Reproduce the text on royal wealth word for word, from "Read more about" to "from slavery expanded.".

## Passage to read:
+ + + +
Cost of the crown is an investigation into royal wealth and finances. The series, published ahead of the coronation of King Charles III, is seeking to overcome centuries of secrecy to better understand how the royal family is funded, the extent to which individual members have profited from their public roles, and the dubious origins of some of their wealth. The Guardian believes it is in the public interest to clarify what can legitimately be called private wealth, what belongs to the British people, and what, as so often is the case, straddles the two.

Read more about the investigation

William III (1689-1702) and Mary II (1689-1694)

The Dutch prince William of Orange, a protestant, supplanted James II, who was Catholic, in the “Glorious Revolution”. In January 1689, William accepted a free transfer of £1,000 of shares (equivalent to £163,000 today) in the Royal African Company from its deputy governor, the now notorious Edward Colston. The historian Dr Brooke Newman, of Virginia Commonwealth University, has found that William III and Mary II made further wealth from the shares, as England’s profits from slavery expanded.

Queen Anne
Queen Anne dramatically expanded the UK’s slave-trading activities. Photograph: Ian Dagnall/Alamy

Queen Anne (1702-1714)

Queen Anne is remembered for the union of England and Scotland in 1707, which formed the United Kingdom of Great Britain. She also dramatically expanded the nation’s slave-trading activities by securing from Spain in 1713 the Asiento de negros, a monopoly right to supply enslaved African people to Spain’s colonies in South America. This contract was fulfilled by the South Sea Company.

George I (1714-1727)

George I was governor of the South Sea Company and held a substantial shareholding.

Histories of the company overwhelmingly dwell on the “South Sea bubble” – the 1720 rise and the collapse of the company’s share price. Few focus on the nature of its business – the Asiento contract to supply 4,800 adult, healthy males to Latin America annually.

John Carswell, in his book The South Sea Bubble, calculated that despite the collapse in shares, the king made a large profit from his investment.

George II (1727-1760)
+ + + +
## Information given:
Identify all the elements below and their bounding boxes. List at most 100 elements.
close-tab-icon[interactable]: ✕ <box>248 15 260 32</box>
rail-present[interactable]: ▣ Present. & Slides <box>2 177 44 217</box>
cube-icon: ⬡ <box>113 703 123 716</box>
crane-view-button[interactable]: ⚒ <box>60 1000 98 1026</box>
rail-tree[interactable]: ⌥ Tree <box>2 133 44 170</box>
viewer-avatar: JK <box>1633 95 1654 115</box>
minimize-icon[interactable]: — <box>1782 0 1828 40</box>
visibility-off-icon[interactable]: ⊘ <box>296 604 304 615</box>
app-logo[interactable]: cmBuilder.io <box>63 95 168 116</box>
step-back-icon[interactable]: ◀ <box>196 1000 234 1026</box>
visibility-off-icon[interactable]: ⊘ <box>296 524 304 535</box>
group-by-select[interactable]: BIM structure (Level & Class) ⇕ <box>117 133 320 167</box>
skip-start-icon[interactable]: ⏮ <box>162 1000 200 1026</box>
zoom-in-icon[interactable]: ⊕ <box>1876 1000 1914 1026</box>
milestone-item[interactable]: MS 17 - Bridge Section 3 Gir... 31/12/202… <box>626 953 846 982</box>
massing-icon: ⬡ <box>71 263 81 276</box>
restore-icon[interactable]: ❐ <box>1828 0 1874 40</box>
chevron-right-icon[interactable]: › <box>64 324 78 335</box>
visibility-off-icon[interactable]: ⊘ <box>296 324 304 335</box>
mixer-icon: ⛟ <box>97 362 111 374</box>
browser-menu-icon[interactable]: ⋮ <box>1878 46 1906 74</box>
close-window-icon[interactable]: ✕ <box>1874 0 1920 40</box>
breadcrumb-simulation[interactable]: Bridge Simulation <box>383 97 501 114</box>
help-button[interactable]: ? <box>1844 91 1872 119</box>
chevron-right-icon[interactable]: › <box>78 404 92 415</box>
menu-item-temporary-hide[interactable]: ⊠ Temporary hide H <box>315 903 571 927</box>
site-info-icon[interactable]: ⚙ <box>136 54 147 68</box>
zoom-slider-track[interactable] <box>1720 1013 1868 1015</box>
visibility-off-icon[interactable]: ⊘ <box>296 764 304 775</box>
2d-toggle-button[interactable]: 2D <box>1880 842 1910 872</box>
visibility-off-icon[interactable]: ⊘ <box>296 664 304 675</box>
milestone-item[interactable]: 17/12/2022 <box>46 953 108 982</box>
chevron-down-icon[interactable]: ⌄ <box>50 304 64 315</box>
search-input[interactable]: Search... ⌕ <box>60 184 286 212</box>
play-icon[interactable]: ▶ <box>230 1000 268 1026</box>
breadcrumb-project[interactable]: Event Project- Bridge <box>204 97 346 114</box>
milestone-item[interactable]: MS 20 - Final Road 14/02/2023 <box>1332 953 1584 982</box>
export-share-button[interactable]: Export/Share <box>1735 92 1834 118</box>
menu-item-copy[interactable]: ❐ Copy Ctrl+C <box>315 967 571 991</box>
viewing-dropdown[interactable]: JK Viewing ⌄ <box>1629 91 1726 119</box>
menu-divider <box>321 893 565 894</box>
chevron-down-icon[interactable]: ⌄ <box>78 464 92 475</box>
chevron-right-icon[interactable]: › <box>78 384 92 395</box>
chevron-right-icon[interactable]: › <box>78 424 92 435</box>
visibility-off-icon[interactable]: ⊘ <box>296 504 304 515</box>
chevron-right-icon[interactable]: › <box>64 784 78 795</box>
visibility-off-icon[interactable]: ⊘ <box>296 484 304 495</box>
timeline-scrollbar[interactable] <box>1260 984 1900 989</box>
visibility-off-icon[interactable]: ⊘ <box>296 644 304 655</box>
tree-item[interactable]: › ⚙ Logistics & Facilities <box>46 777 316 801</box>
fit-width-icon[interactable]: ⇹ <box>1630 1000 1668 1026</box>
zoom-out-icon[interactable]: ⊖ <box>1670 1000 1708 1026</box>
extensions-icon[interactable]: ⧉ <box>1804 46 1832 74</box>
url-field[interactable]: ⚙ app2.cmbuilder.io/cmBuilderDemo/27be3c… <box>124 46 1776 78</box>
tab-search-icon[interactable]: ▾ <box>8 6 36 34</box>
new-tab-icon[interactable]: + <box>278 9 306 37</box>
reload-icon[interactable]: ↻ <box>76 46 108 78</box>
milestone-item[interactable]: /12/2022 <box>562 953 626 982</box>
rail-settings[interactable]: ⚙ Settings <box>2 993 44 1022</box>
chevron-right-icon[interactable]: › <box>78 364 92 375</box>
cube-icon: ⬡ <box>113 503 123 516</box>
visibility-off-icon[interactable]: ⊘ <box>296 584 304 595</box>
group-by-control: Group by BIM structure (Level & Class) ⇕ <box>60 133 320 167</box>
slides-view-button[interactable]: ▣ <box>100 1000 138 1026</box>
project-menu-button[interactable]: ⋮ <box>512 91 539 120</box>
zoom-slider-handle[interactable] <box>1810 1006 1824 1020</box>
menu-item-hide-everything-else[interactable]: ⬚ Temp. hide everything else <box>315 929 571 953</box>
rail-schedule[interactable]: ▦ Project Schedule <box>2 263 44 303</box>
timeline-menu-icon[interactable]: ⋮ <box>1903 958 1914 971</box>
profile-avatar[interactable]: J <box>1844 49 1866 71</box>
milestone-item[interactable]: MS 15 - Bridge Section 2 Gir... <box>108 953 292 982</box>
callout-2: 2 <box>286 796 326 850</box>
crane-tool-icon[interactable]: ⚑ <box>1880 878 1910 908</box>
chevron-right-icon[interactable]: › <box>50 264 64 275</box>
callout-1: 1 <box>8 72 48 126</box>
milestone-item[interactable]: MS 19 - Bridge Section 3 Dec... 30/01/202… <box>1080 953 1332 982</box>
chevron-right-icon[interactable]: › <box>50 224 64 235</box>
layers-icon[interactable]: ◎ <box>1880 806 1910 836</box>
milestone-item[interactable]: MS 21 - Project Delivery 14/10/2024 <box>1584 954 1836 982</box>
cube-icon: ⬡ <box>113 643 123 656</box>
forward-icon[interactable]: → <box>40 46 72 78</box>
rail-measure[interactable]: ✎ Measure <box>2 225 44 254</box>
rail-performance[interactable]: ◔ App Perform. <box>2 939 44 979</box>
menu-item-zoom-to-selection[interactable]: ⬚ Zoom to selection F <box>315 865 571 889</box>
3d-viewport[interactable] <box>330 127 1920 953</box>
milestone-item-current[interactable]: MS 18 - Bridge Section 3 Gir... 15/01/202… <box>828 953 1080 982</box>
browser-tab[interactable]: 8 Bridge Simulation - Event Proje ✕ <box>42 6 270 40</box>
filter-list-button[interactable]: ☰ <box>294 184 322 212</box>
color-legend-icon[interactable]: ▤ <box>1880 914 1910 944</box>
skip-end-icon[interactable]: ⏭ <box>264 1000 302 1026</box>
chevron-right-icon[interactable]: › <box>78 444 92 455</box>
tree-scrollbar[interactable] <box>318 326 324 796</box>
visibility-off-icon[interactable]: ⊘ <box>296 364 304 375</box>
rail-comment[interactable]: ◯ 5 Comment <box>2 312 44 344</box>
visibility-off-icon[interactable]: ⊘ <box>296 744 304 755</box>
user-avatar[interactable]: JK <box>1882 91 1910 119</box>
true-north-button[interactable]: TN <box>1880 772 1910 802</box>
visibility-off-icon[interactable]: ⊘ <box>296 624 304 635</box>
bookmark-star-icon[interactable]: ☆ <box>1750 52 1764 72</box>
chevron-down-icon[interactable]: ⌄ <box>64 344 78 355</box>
+ + + +
## Your response:
Read more about the investigation

William III (1689-1702) and Mary II (1689-1694)

The Dutch prince William of Orange, a protestant, supplanted James II, who was Catholic, in the “Glorious Revolution”. In January 1689, William accepted a free transfer of £1,000 of shares (equivalent to £163,000 today) in the Royal African Company from its deputy governor, the now notorious Edward Colston. The historian Dr Brooke Newman, of Virginia Commonwealth University, has found that William III and Mary II made further wealth from the shares, as England’s profits from slavery expanded.